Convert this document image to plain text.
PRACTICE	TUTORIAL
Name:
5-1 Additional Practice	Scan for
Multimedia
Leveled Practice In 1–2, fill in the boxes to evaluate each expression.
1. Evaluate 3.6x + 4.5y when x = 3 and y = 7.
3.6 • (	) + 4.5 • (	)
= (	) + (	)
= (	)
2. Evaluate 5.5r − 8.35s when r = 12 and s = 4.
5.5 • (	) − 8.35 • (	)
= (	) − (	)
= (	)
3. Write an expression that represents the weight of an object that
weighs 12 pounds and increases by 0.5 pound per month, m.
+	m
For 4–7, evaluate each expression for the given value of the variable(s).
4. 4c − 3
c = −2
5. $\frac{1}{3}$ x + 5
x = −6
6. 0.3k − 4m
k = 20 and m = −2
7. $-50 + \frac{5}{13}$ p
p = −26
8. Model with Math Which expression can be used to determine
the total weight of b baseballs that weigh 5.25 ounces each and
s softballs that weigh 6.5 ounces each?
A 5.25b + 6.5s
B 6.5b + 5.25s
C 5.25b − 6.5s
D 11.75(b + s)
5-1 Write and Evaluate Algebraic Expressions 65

------------------------------------------------------------------------

*Task directions*
For the string "each", count the lines of the entries above that include it; answer with the number only.

*Result of this task*
4